Summarize the text below on Beyoncé and the visual album in two sentences.

* BEGIN Extracted text *

Beyoncé pioneers the visual album
The decision to create a visual album that had to be purchased in full was key to the album’s success. Although there were clear predecessors to visual albums, like Prince’s 1984 film Purple Rain which incorporated all of the songs from the album of the same name, and even Beyoncé’s own 2006 album B’Day which included visuals to accompany every song, her decision to release the album with no singles and no option to purchase songs individually made the album more like a narrative feature and compelled fans to listen to it in full.
“It wasn’t the first time that she had released a video for every song on an album, but so many things happened that year culturally both in terms of technology and politically,” Kameir says. “What made it feel like a particular pivot point was that everything about it was different—the surprise drop, the fact that you could only buy it, you couldn't stream individual songs, the music videos for each song making a built-in narrative. And ever since then, pretty much everything she's done again has felt like an extension of that particular moment.”
Read more: What Beyoncé Gave Us
In the years that followed the release of her self-titled album, Beyoncé released two other visual albums, 2016’s Lemonade and 2020’s Black Is King, while other artists, from Janelle Monaé and Jennifer Lopez to Frank Ocean and Drake, have released high-concept visual albums of their own.

* END Extracted text *
* BEGIN Given information *

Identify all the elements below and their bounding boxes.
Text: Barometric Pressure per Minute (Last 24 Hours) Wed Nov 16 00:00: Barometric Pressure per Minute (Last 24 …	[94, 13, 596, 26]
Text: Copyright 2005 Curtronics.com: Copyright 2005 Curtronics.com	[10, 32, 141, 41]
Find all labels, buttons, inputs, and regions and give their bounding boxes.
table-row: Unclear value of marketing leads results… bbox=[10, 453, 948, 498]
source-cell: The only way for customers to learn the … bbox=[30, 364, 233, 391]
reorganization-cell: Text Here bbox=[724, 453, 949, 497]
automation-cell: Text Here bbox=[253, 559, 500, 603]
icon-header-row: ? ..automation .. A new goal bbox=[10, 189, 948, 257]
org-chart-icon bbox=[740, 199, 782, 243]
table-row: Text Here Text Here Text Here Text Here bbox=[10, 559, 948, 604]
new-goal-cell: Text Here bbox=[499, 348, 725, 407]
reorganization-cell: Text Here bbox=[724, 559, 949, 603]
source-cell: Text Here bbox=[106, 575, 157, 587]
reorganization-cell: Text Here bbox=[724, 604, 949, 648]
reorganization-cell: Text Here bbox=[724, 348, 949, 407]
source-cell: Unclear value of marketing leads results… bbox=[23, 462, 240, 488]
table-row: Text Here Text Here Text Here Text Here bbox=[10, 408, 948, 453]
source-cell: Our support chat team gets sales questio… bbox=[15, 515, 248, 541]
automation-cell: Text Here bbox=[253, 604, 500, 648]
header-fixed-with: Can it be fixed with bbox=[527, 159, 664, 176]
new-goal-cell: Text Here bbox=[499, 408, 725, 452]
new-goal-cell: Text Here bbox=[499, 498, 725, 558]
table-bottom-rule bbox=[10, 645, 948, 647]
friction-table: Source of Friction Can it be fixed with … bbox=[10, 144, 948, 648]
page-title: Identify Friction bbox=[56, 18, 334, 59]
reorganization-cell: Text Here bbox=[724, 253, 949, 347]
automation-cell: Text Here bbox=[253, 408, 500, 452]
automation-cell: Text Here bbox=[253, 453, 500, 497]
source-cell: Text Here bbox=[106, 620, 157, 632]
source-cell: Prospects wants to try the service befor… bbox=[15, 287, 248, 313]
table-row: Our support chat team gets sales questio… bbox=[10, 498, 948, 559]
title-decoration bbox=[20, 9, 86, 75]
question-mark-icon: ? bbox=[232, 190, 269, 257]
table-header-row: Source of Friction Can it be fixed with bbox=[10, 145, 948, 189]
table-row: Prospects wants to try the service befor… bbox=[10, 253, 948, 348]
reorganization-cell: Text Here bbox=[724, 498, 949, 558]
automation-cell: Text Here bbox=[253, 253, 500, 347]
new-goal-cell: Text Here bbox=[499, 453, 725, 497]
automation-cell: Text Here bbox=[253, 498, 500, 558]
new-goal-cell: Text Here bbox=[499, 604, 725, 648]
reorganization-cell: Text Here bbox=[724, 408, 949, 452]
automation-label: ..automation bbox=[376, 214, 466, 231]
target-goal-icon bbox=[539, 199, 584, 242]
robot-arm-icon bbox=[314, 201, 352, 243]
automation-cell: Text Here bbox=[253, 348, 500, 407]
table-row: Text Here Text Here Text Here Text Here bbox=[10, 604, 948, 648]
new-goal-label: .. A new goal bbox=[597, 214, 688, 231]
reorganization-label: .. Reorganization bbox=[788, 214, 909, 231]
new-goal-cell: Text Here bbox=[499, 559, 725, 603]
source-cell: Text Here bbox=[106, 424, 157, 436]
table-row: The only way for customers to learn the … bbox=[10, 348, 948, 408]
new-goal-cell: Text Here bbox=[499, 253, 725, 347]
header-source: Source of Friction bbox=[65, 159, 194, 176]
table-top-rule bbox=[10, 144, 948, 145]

* END Given information *

▸ Answer to the task
Beyoncé's self-titled visual album succeeded largely because it had to be bought in full, with no singles or individual song purchases, which made it feel like a narrative feature even though works such as Prince's Purple Rain and her own B'Day had already paired visuals with every song. Kameir describes it as a pivot point because everything about it was different, and Beyoncé went on to release Lemonade in 2016 and Black Is King in 2020, while other artists, including Frank Ocean and Drake, released visual albums of their own.